**Given records**

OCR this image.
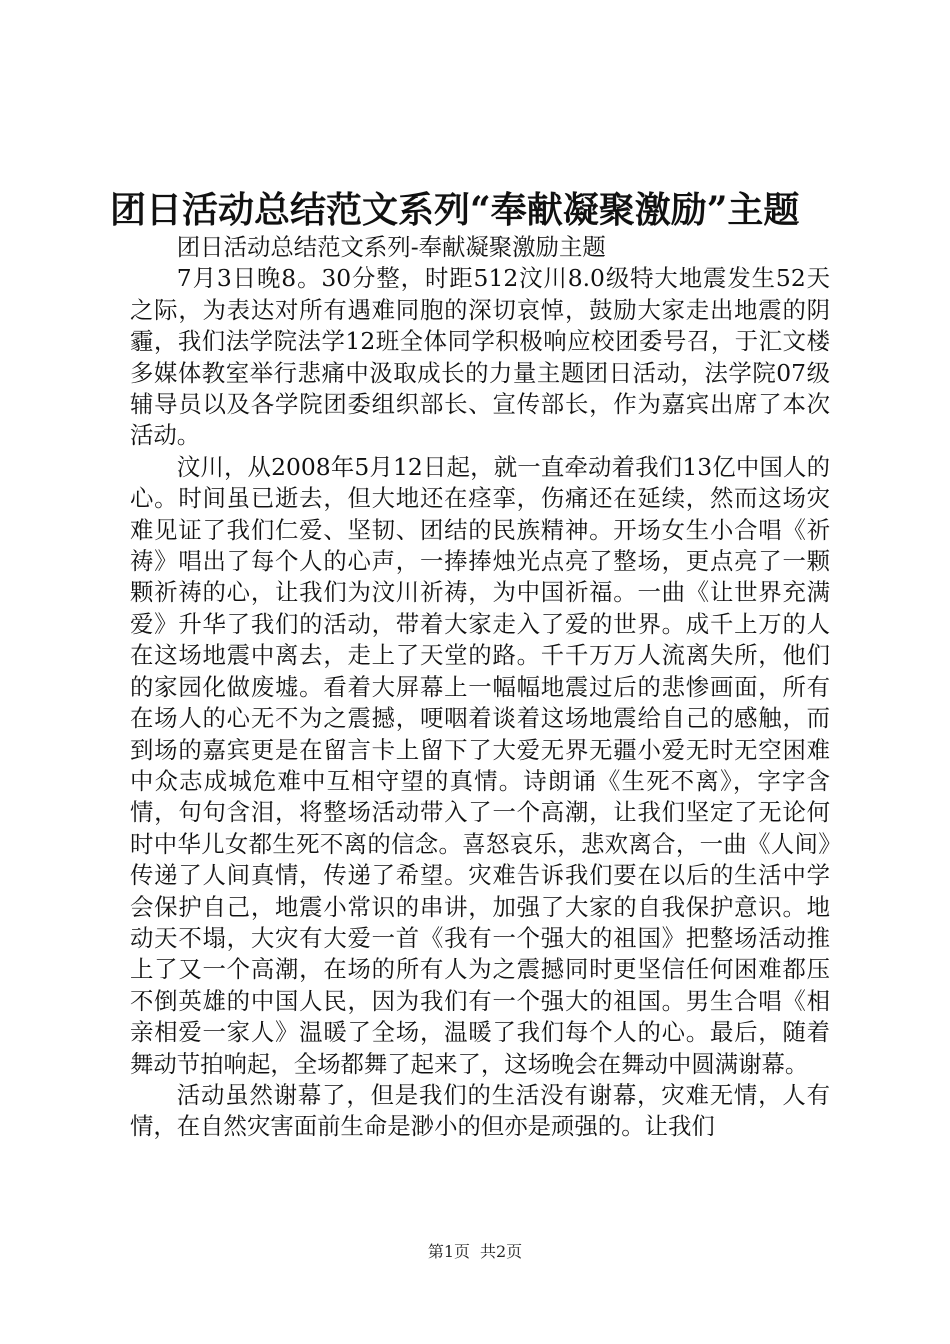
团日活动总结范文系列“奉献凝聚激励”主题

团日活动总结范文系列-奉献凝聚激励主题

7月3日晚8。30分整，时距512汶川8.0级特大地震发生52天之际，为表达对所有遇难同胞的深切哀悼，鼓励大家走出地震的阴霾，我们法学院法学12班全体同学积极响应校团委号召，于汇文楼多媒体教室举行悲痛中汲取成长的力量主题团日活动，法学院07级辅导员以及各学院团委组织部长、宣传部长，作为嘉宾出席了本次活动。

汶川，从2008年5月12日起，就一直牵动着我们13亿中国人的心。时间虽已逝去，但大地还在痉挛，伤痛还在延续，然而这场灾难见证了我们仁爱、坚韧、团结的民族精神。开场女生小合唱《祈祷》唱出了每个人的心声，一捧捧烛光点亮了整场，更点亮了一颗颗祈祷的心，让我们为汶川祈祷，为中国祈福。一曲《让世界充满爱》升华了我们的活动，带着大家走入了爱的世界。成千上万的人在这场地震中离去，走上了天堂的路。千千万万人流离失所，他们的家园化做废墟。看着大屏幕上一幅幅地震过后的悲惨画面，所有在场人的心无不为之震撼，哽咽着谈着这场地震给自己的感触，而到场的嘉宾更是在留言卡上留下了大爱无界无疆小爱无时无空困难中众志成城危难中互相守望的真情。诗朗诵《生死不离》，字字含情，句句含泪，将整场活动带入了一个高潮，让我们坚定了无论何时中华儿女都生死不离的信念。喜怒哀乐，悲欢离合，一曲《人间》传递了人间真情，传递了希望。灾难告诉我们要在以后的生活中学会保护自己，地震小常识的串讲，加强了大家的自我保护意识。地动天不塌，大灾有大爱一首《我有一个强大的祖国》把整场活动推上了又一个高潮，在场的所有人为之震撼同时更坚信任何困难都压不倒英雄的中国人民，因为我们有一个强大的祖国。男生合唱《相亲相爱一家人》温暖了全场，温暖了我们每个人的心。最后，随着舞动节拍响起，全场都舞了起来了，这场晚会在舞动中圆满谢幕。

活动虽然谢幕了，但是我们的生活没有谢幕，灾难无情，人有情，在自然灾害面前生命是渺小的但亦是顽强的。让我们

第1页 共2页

--

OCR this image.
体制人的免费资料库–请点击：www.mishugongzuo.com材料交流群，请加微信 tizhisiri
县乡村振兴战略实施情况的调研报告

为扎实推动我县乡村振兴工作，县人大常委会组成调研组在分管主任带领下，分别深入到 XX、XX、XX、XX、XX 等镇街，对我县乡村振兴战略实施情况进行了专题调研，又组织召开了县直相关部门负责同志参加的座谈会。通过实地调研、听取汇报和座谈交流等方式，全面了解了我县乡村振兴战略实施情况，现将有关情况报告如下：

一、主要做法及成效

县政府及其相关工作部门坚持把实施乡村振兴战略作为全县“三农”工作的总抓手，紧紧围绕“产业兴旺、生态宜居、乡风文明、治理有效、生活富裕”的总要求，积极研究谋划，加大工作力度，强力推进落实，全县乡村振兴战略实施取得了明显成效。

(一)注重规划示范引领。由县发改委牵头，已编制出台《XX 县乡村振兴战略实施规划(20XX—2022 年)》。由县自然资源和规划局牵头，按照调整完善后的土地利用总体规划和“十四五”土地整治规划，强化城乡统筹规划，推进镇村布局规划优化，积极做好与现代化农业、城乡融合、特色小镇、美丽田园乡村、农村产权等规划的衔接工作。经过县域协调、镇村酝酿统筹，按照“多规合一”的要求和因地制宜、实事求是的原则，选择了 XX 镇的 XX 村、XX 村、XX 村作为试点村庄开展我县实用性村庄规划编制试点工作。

**What the task requires**
Identify every line holding the word "团日活动总结范文系列" and copy it out.

**Answer in full**
团日活动总结范文系列“奉献凝聚激励”主题
团日活动总结范文系列-奉献凝聚激励主题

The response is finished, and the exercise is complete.